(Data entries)
——

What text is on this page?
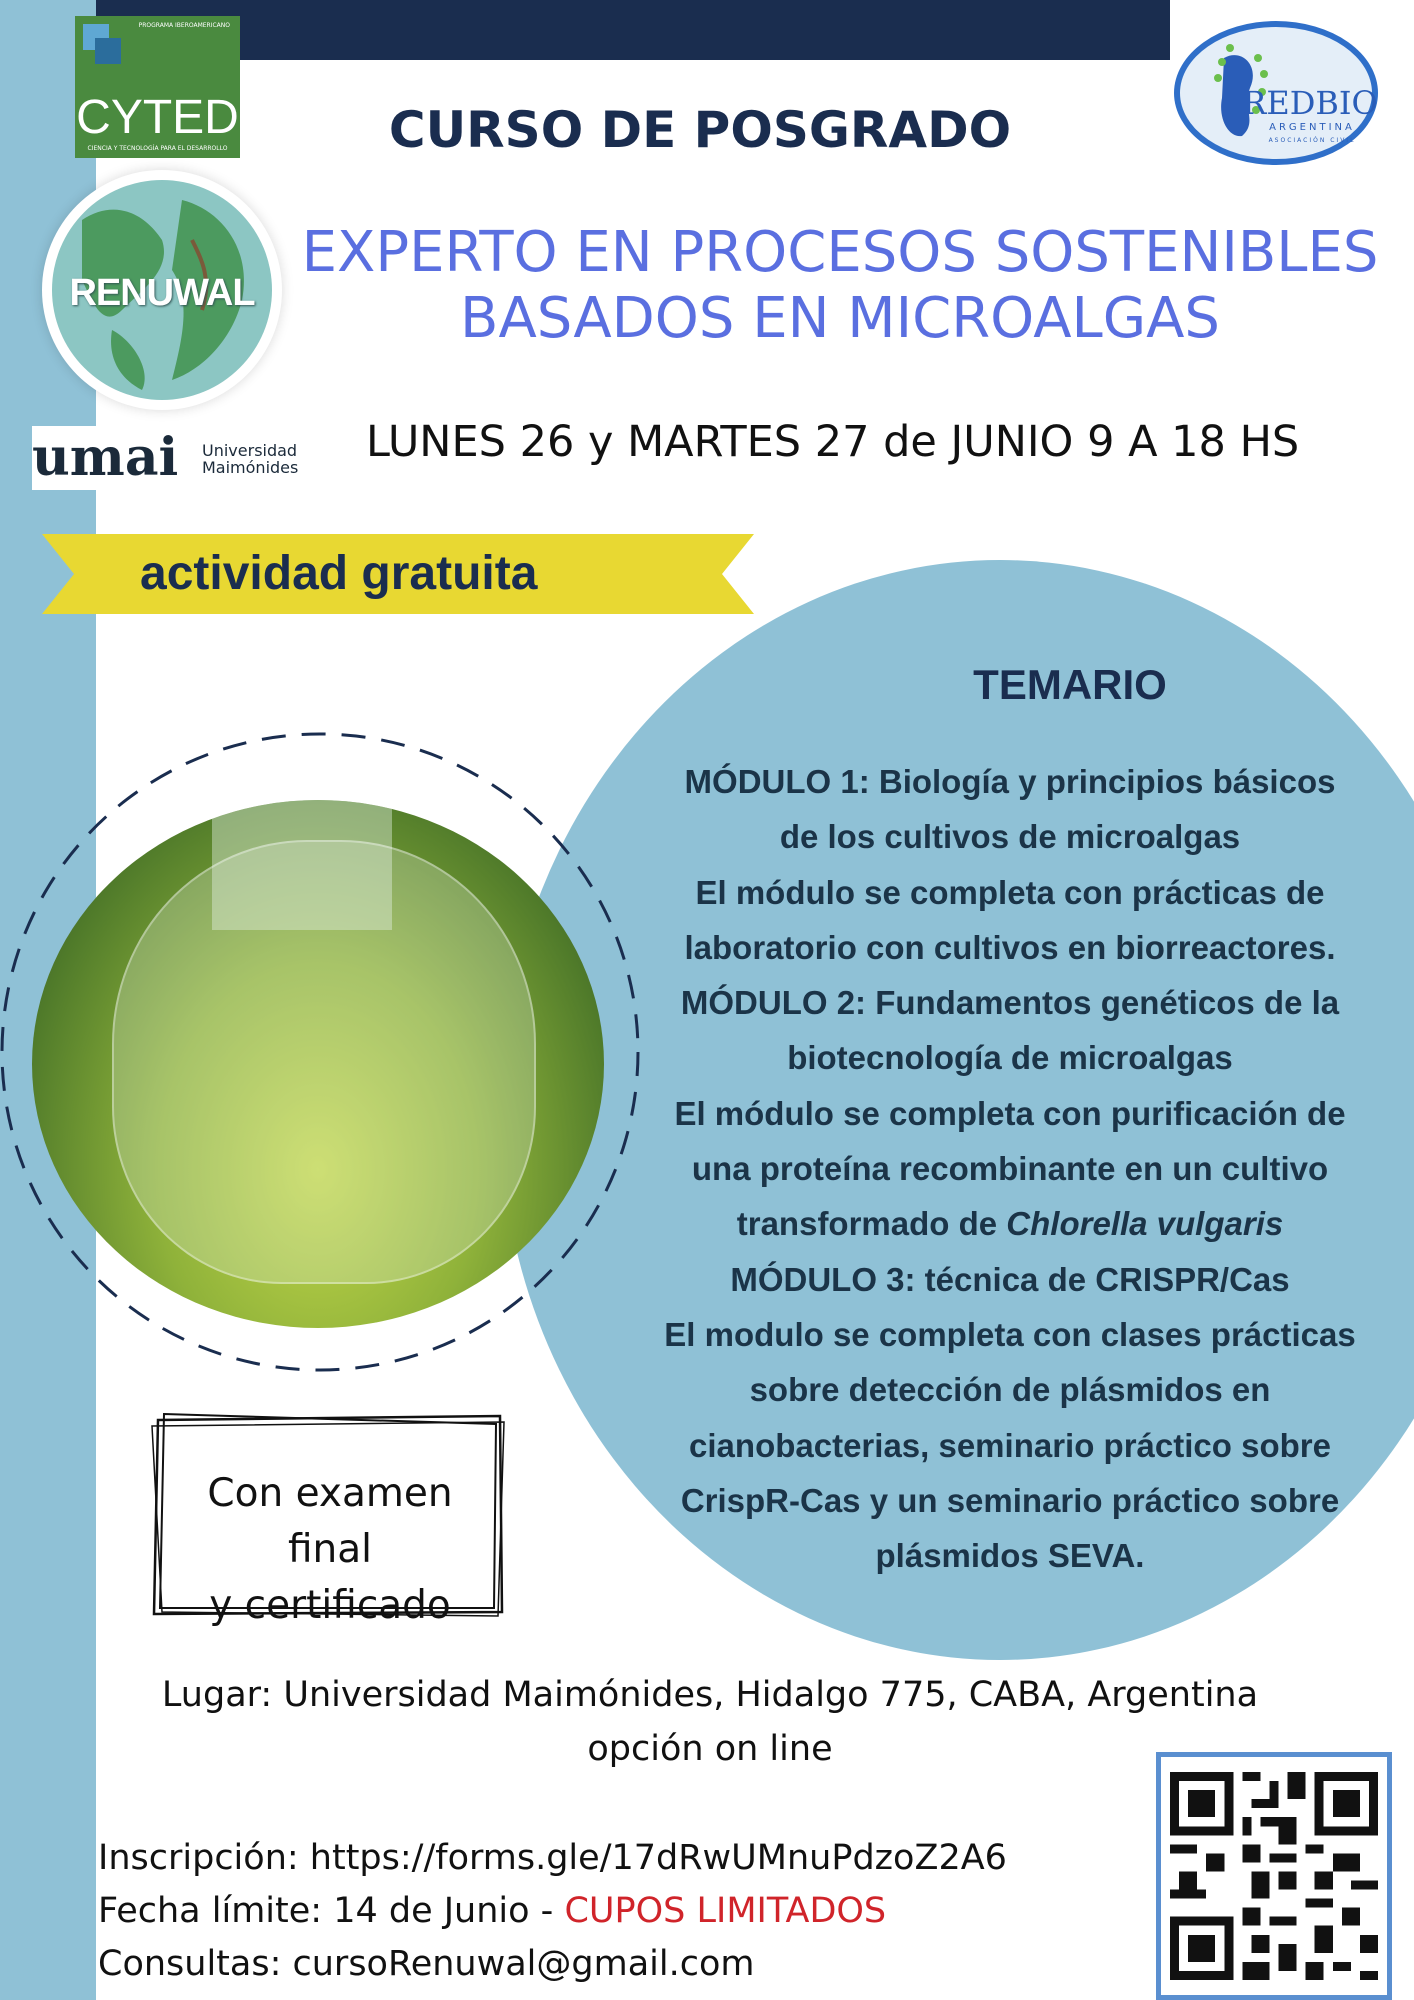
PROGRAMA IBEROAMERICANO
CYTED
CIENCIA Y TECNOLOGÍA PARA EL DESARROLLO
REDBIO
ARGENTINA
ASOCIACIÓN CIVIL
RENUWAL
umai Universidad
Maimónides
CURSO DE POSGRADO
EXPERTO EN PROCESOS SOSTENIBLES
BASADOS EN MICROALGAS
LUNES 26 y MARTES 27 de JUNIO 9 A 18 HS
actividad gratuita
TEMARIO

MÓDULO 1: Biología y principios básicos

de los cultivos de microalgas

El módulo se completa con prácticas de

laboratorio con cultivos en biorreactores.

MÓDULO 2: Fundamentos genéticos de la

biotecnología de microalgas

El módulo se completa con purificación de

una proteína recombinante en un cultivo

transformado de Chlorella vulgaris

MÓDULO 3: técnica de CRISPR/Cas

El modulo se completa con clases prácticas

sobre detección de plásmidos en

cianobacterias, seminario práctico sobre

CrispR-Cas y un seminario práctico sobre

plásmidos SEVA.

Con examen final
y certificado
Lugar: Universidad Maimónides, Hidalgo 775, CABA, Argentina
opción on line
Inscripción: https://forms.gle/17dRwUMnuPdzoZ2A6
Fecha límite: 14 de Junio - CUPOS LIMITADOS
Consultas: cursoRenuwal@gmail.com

——

▶ _Task objective_
In the entries above, find each line with the word "cultivos" and return it.

▶ _Expected answer_
de los cultivos de microalgas
laboratorio con cultivos en biorreactores.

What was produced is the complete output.